Direction: Set the following entries down again exactly, line by line.

___ Input for this task ___

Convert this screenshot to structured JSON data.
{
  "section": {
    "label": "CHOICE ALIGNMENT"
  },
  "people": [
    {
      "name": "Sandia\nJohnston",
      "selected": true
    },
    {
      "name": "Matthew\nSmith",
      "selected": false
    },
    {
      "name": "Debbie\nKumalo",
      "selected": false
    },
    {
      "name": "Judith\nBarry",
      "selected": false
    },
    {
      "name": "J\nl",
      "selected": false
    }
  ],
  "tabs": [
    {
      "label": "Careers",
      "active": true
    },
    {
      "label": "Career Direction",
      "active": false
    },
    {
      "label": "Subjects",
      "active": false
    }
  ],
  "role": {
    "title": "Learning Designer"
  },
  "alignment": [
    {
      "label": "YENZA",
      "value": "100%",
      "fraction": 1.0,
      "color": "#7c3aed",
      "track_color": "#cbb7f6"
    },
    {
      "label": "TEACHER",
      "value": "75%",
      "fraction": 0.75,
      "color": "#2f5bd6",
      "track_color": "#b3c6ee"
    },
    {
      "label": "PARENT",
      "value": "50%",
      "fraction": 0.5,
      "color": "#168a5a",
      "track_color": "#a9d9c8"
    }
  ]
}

___

Response to this task:
Convert this screenshot to structured JSON data.
{
  "section": {
    "label": "CHOICE ALIGNMENT"
  },
  "people": [
    {
      "name": "Sandia\nJohnston",
      "selected": true
    },
    {
      "name": "Matthew\nSmith",
      "selected": false
    },
    {
      "name": "Debbie\nKumalo",
      "selected": false
    },
    {
      "name": "Judith\nBarry",
      "selected": false
    },
    {
      "name": "J\nl",
      "selected": false
    }
  ],
  "tabs": [
    {
      "label": "Careers",
      "active": true
    },
    {
      "label": "Career Direction",
      "active": false
    },
    {
      "label": "Subjects",
      "active": false
    }
  ],
  "role": {
    "title": "Learning Designer"
  },
  "alignment": [
    {
      "label": "YENZA",
      "value": "100%",
      "fraction": 1.0,
      "color": "#7c3aed",
      "track_color": "#cbb7f6"
    },
    {
      "label": "TEACHER",
      "value": "75%",
      "fraction": 0.75,
      "color": "#2f5bd6",
      "track_color": "#b3c6ee"
    },
    {
      "label": "PARENT",
      "value": "50%",
      "fraction": 0.5,
      "color": "#168a5a",
      "track_color": "#a9d9c8"
    }
  ]
}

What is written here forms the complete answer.